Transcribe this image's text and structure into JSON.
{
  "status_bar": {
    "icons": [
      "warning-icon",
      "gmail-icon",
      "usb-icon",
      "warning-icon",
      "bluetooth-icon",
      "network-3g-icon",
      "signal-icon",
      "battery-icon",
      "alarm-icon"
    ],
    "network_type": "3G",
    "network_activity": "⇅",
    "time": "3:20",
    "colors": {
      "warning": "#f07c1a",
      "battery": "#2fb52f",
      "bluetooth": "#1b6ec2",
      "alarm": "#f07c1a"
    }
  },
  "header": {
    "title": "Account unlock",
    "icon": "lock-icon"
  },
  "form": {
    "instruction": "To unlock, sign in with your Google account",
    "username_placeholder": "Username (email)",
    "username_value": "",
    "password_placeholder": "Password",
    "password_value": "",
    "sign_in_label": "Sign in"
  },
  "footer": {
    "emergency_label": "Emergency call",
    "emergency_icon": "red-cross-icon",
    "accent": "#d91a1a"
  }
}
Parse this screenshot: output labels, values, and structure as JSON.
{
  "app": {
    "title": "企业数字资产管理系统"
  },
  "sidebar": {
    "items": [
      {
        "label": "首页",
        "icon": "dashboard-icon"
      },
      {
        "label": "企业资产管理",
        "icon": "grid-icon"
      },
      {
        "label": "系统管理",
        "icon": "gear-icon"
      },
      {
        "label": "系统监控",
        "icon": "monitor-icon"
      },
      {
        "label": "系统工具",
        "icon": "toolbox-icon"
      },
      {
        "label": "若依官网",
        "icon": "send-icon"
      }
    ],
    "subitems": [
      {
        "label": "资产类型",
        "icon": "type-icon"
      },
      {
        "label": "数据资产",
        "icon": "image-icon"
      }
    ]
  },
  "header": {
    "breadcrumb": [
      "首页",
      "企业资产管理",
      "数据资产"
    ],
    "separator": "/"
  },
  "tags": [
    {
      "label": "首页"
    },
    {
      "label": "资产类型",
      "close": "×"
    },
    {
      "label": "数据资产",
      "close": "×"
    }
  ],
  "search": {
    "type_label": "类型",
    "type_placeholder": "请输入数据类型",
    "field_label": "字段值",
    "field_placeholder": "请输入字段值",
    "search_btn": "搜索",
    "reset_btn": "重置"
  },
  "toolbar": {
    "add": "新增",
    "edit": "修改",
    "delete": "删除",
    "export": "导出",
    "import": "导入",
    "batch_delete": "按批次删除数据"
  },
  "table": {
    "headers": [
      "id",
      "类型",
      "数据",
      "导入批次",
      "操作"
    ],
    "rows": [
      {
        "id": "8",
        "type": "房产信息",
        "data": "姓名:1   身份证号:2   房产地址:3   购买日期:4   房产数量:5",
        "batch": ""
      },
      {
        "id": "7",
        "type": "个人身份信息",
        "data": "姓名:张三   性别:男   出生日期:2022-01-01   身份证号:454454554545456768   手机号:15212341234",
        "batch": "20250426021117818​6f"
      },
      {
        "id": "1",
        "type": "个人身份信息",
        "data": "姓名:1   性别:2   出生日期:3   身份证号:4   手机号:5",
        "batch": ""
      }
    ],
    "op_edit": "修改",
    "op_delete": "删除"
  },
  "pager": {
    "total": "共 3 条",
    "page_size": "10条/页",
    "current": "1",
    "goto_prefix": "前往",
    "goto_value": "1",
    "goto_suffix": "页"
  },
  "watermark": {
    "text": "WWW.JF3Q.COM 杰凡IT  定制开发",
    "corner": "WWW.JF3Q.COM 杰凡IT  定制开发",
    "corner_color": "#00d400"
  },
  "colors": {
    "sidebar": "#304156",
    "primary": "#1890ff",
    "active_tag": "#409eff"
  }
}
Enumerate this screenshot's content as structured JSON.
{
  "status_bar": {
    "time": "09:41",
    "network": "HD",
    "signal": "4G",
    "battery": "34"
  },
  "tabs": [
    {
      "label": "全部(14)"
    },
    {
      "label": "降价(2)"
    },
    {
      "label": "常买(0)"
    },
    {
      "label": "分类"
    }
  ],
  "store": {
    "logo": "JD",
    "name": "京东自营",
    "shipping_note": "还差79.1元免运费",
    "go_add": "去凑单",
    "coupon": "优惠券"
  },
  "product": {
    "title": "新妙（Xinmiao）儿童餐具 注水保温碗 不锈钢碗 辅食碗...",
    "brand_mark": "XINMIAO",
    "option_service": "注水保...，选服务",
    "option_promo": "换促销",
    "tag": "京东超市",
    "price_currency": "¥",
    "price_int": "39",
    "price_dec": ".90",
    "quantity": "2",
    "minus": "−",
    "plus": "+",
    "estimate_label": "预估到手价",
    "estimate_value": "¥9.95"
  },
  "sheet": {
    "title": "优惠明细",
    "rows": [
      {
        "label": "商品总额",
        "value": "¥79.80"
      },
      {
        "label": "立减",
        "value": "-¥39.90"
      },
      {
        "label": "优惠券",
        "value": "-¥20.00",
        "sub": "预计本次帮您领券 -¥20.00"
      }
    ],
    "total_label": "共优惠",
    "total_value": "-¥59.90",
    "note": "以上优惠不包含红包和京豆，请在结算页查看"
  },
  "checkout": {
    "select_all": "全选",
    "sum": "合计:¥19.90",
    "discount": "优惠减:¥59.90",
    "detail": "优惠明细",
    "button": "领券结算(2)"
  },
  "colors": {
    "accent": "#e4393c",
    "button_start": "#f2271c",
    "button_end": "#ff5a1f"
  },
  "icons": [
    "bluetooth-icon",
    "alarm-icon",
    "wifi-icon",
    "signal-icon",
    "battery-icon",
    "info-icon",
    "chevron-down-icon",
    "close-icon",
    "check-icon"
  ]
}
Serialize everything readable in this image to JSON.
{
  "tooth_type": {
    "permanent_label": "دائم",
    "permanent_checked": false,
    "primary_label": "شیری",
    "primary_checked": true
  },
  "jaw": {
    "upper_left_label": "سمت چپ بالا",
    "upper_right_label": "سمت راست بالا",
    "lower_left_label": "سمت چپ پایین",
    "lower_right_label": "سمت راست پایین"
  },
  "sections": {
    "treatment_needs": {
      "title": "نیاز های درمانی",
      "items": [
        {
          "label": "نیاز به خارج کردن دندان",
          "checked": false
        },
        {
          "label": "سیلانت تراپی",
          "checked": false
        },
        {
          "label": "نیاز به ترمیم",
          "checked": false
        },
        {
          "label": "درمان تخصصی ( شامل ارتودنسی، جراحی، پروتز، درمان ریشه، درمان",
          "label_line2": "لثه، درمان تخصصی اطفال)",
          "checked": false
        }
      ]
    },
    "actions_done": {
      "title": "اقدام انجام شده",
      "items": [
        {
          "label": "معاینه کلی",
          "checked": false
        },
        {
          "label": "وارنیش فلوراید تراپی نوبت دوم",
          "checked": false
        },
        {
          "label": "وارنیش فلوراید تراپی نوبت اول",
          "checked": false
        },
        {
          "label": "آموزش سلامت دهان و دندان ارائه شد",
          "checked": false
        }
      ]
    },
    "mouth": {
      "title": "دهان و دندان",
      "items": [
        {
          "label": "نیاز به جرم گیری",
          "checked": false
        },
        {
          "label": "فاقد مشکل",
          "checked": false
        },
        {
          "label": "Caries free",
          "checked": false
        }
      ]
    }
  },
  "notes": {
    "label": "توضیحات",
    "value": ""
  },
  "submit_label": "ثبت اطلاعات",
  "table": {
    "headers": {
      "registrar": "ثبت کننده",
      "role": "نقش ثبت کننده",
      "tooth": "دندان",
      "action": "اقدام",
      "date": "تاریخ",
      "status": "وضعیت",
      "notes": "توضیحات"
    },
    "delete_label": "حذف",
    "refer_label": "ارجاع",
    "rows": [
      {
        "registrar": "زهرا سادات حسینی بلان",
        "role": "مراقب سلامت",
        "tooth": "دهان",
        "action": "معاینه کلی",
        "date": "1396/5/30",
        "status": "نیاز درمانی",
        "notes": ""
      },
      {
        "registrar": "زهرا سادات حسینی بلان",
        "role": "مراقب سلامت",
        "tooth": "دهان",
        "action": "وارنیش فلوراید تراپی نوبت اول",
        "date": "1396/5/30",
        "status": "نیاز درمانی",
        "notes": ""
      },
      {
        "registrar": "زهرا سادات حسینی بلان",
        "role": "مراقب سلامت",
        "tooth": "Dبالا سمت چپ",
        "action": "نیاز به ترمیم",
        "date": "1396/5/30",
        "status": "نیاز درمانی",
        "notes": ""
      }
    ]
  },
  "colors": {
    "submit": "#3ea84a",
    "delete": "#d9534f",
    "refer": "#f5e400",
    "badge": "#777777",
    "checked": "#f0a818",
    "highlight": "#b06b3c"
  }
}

_Exercise brief_.
Go through the entries above and copy every line containing "this".

_Answer below_.
Transcribe this image's text and structure into JSON.
Parse this screenshot: output labels, values, and structure as JSON.
Enumerate this screenshot's content as structured JSON.
Serialize everything readable in this image to JSON.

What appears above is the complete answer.